[START OF Data entries]
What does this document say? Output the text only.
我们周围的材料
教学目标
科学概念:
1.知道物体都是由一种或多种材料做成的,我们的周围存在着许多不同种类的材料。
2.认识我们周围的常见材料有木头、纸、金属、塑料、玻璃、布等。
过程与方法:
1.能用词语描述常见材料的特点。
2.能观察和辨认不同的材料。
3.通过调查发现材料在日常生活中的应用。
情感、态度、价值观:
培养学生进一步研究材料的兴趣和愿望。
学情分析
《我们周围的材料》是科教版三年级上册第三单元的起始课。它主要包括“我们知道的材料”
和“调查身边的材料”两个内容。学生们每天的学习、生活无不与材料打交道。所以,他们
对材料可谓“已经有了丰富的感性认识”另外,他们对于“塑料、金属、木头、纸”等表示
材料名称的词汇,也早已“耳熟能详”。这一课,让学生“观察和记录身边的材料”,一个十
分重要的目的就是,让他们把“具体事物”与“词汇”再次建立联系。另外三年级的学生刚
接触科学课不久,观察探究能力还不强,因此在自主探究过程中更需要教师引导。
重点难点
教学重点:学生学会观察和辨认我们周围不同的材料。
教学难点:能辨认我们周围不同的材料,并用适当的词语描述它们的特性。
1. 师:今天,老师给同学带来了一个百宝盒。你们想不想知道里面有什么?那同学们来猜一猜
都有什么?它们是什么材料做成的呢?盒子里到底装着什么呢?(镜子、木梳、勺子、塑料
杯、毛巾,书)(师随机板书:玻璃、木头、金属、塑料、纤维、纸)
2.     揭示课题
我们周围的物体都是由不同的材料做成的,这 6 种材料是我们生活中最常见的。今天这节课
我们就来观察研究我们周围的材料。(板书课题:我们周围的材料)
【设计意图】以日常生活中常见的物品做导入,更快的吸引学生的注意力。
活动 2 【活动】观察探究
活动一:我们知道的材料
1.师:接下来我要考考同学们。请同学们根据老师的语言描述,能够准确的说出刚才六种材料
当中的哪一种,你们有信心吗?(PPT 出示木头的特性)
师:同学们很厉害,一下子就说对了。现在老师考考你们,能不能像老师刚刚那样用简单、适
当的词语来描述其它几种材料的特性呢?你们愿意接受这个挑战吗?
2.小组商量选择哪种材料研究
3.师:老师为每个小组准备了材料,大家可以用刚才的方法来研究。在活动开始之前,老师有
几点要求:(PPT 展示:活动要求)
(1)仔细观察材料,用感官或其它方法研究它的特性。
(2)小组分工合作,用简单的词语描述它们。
[END OF Data entries]
• Objective
Copy out each line in the preceding records that contains "我们周围的材料".

• Exercise response
我们周围的材料
《我们周围的材料》是科教版三年级上册第三单元的起始课。它主要包括“我们知道的材料”
我们就来观察研究我们周围的材料。(板书课题:我们周围的材料)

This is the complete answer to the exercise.